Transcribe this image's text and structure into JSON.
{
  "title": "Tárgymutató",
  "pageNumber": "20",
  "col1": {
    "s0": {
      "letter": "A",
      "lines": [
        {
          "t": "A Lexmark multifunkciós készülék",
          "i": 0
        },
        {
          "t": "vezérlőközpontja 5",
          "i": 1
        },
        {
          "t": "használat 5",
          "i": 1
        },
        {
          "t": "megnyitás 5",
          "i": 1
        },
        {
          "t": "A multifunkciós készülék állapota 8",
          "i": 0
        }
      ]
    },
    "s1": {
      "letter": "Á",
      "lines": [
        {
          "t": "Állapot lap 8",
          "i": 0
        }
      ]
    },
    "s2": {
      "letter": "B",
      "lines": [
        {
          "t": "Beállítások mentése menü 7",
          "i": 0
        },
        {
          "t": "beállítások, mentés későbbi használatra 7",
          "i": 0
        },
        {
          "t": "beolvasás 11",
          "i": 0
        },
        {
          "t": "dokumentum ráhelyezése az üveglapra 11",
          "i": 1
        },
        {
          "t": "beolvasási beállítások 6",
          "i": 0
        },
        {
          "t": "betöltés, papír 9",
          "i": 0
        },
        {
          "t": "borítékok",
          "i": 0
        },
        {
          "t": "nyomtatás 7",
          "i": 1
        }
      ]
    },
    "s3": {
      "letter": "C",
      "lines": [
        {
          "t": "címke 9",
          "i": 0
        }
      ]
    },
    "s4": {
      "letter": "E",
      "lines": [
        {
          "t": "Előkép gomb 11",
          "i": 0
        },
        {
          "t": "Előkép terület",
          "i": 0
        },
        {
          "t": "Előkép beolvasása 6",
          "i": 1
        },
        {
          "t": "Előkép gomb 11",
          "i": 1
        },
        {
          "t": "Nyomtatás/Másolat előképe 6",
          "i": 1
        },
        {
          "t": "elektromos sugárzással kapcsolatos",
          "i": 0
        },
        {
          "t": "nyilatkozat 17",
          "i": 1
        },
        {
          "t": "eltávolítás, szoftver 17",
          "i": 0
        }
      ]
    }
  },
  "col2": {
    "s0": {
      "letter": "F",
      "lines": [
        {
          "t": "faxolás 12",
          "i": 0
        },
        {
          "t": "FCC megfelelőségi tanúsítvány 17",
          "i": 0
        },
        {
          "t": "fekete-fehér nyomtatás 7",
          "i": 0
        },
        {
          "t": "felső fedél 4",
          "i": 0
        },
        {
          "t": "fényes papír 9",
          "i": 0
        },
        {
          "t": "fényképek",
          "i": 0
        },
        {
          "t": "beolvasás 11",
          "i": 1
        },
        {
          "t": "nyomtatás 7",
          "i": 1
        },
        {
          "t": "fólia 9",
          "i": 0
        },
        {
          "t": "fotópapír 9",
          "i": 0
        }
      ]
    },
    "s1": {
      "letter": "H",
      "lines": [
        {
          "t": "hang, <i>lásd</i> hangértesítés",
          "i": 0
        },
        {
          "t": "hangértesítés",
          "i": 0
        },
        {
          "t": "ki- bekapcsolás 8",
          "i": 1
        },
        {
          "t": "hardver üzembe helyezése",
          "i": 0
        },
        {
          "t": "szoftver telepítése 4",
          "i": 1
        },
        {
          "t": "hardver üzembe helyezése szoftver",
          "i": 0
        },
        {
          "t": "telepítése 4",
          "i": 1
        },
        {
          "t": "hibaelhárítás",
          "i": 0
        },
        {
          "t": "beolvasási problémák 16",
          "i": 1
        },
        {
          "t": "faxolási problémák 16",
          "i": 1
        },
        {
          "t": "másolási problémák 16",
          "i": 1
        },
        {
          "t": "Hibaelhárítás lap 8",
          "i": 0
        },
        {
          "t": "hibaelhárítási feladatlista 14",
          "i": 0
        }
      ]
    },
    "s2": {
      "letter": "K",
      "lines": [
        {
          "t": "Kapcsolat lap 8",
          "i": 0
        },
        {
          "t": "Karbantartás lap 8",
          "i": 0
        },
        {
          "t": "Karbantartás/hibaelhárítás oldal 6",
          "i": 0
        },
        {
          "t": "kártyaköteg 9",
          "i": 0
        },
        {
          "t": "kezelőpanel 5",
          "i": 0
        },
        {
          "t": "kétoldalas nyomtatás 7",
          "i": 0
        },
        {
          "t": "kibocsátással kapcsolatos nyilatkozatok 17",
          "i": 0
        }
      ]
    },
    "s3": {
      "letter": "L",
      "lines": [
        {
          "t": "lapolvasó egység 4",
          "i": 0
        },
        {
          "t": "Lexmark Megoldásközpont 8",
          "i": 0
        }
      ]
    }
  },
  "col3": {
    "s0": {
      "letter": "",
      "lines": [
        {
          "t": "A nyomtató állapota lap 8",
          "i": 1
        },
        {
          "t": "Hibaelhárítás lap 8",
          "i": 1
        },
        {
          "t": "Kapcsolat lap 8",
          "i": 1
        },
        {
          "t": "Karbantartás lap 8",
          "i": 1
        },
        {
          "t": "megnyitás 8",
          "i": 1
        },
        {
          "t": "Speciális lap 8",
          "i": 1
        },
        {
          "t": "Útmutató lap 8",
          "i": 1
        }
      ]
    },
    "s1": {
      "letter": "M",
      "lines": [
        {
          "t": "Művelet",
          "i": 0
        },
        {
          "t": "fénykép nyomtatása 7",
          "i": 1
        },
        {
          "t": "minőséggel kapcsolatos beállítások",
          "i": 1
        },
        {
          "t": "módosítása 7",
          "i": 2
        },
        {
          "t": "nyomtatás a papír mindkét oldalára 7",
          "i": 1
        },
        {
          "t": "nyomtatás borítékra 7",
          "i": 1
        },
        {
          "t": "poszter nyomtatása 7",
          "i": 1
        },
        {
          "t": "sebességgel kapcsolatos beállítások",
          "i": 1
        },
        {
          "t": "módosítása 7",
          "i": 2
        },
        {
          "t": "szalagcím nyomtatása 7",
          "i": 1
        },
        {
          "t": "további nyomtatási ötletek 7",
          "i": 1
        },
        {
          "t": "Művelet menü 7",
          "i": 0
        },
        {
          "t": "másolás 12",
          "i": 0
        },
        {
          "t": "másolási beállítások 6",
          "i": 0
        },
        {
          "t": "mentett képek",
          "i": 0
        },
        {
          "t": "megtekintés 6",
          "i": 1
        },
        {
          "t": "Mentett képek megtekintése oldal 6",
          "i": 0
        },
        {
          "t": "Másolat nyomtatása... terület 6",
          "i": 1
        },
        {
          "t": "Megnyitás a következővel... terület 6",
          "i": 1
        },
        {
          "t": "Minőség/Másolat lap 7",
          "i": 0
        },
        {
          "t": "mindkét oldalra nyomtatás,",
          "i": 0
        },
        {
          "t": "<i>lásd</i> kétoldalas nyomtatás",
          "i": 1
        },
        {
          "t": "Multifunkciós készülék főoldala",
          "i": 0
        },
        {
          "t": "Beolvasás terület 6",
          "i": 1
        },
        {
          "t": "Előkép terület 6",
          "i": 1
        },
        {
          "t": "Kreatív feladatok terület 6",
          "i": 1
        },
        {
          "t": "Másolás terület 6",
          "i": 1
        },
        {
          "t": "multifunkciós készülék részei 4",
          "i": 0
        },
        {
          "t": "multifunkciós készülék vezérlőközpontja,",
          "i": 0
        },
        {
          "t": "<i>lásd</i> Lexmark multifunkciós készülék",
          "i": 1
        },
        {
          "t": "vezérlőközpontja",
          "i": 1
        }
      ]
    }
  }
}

## Given instruction
Write out all the lines again, exactly as they are.

## Solution below
Transcribe this image's text and structure into JSON.
{
  "title": "Tárgymutató",
  "pageNumber": "20",
  "col1": {
    "s0": {
      "letter": "A",
      "lines": [
        {
          "t": "A Lexmark multifunkciós készülék",
          "i": 0
        },
        {
          "t": "vezérlőközpontja 5",
          "i": 1
        },
        {
          "t": "használat 5",
          "i": 1
        },
        {
          "t": "megnyitás 5",
          "i": 1
        },
        {
          "t": "A multifunkciós készülék állapota 8",
          "i": 0
        }
      ]
    },
    "s1": {
      "letter": "Á",
      "lines": [
        {
          "t": "Állapot lap 8",
          "i": 0
        }
      ]
    },
    "s2": {
      "letter": "B",
      "lines": [
        {
          "t": "Beállítások mentése menü 7",
          "i": 0
        },
        {
          "t": "beállítások, mentés későbbi használatra 7",
          "i": 0
        },
        {
          "t": "beolvasás 11",
          "i": 0
        },
        {
          "t": "dokumentum ráhelyezése az üveglapra 11",
          "i": 1
        },
        {
          "t": "beolvasási beállítások 6",
          "i": 0
        },
        {
          "t": "betöltés, papír 9",
          "i": 0
        },
        {
          "t": "borítékok",
          "i": 0
        },
        {
          "t": "nyomtatás 7",
          "i": 1
        }
      ]
    },
    "s3": {
      "letter": "C",
      "lines": [
        {
          "t": "címke 9",
          "i": 0
        }
      ]
    },
    "s4": {
      "letter": "E",
      "lines": [
        {
          "t": "Előkép gomb 11",
          "i": 0
        },
        {
          "t": "Előkép terület",
          "i": 0
        },
        {
          "t": "Előkép beolvasása 6",
          "i": 1
        },
        {
          "t": "Előkép gomb 11",
          "i": 1
        },
        {
          "t": "Nyomtatás/Másolat előképe 6",
          "i": 1
        },
        {
          "t": "elektromos sugárzással kapcsolatos",
          "i": 0
        },
        {
          "t": "nyilatkozat 17",
          "i": 1
        },
        {
          "t": "eltávolítás, szoftver 17",
          "i": 0
        }
      ]
    }
  },
  "col2": {
    "s0": {
      "letter": "F",
      "lines": [
        {
          "t": "faxolás 12",
          "i": 0
        },
        {
          "t": "FCC megfelelőségi tanúsítvány 17",
          "i": 0
        },
        {
          "t": "fekete-fehér nyomtatás 7",
          "i": 0
        },
        {
          "t": "felső fedél 4",
          "i": 0
        },
        {
          "t": "fényes papír 9",
          "i": 0
        },
        {
          "t": "fényképek",
          "i": 0
        },
        {
          "t": "beolvasás 11",
          "i": 1
        },
        {
          "t": "nyomtatás 7",
          "i": 1
        },
        {
          "t": "fólia 9",
          "i": 0
        },
        {
          "t": "fotópapír 9",
          "i": 0
        }
      ]
    },
    "s1": {
      "letter": "H",
      "lines": [
        {
          "t": "hang, <i>lásd</i> hangértesítés",
          "i": 0
        },
        {
          "t": "hangértesítés",
          "i": 0
        },
        {
          "t": "ki- bekapcsolás 8",
          "i": 1
        },
        {
          "t": "hardver üzembe helyezése",
          "i": 0
        },
        {
          "t": "szoftver telepítése 4",
          "i": 1
        },
        {
          "t": "hardver üzembe helyezése szoftver",
          "i": 0
        },
        {
          "t": "telepítése 4",
          "i": 1
        },
        {
          "t": "hibaelhárítás",
          "i": 0
        },
        {
          "t": "beolvasási problémák 16",
          "i": 1
        },
        {
          "t": "faxolási problémák 16",
          "i": 1
        },
        {
          "t": "másolási problémák 16",
          "i": 1
        },
        {
          "t": "Hibaelhárítás lap 8",
          "i": 0
        },
        {
          "t": "hibaelhárítási feladatlista 14",
          "i": 0
        }
      ]
    },
    "s2": {
      "letter": "K",
      "lines": [
        {
          "t": "Kapcsolat lap 8",
          "i": 0
        },
        {
          "t": "Karbantartás lap 8",
          "i": 0
        },
        {
          "t": "Karbantartás/hibaelhárítás oldal 6",
          "i": 0
        },
        {
          "t": "kártyaköteg 9",
          "i": 0
        },
        {
          "t": "kezelőpanel 5",
          "i": 0
        },
        {
          "t": "kétoldalas nyomtatás 7",
          "i": 0
        },
        {
          "t": "kibocsátással kapcsolatos nyilatkozatok 17",
          "i": 0
        }
      ]
    },
    "s3": {
      "letter": "L",
      "lines": [
        {
          "t": "lapolvasó egység 4",
          "i": 0
        },
        {
          "t": "Lexmark Megoldásközpont 8",
          "i": 0
        }
      ]
    }
  },
  "col3": {
    "s0": {
      "letter": "",
      "lines": [
        {
          "t": "A nyomtató állapota lap 8",
          "i": 1
        },
        {
          "t": "Hibaelhárítás lap 8",
          "i": 1
        },
        {
          "t": "Kapcsolat lap 8",
          "i": 1
        },
        {
          "t": "Karbantartás lap 8",
          "i": 1
        },
        {
          "t": "megnyitás 8",
          "i": 1
        },
        {
          "t": "Speciális lap 8",
          "i": 1
        },
        {
          "t": "Útmutató lap 8",
          "i": 1
        }
      ]
    },
    "s1": {
      "letter": "M",
      "lines": [
        {
          "t": "Művelet",
          "i": 0
        },
        {
          "t": "fénykép nyomtatása 7",
          "i": 1
        },
        {
          "t": "minőséggel kapcsolatos beállítások",
          "i": 1
        },
        {
          "t": "módosítása 7",
          "i": 2
        },
        {
          "t": "nyomtatás a papír mindkét oldalára 7",
          "i": 1
        },
        {
          "t": "nyomtatás borítékra 7",
          "i": 1
        },
        {
          "t": "poszter nyomtatása 7",
          "i": 1
        },
        {
          "t": "sebességgel kapcsolatos beállítások",
          "i": 1
        },
        {
          "t": "módosítása 7",
          "i": 2
        },
        {
          "t": "szalagcím nyomtatása 7",
          "i": 1
        },
        {
          "t": "további nyomtatási ötletek 7",
          "i": 1
        },
        {
          "t": "Művelet menü 7",
          "i": 0
        },
        {
          "t": "másolás 12",
          "i": 0
        },
        {
          "t": "másolási beállítások 6",
          "i": 0
        },
        {
          "t": "mentett képek",
          "i": 0
        },
        {
          "t": "megtekintés 6",
          "i": 1
        },
        {
          "t": "Mentett képek megtekintése oldal 6",
          "i": 0
        },
        {
          "t": "Másolat nyomtatása... terület 6",
          "i": 1
        },
        {
          "t": "Megnyitás a következővel... terület 6",
          "i": 1
        },
        {
          "t": "Minőség/Másolat lap 7",
          "i": 0
        },
        {
          "t": "mindkét oldalra nyomtatás,",
          "i": 0
        },
        {
          "t": "<i>lásd</i> kétoldalas nyomtatás",
          "i": 1
        },
        {
          "t": "Multifunkciós készülék főoldala",
          "i": 0
        },
        {
          "t": "Beolvasás terület 6",
          "i": 1
        },
        {
          "t": "Előkép terület 6",
          "i": 1
        },
        {
          "t": "Kreatív feladatok terület 6",
          "i": 1
        },
        {
          "t": "Másolás terület 6",
          "i": 1
        },
        {
          "t": "multifunkciós készülék részei 4",
          "i": 0
        },
        {
          "t": "multifunkciós készülék vezérlőközpontja,",
          "i": 0
        },
        {
          "t": "<i>lásd</i> Lexmark multifunkciós készülék",
          "i": 1
        },
        {
          "t": "vezérlőközpontja",
          "i": 1
        }
      ]
    }
  }
}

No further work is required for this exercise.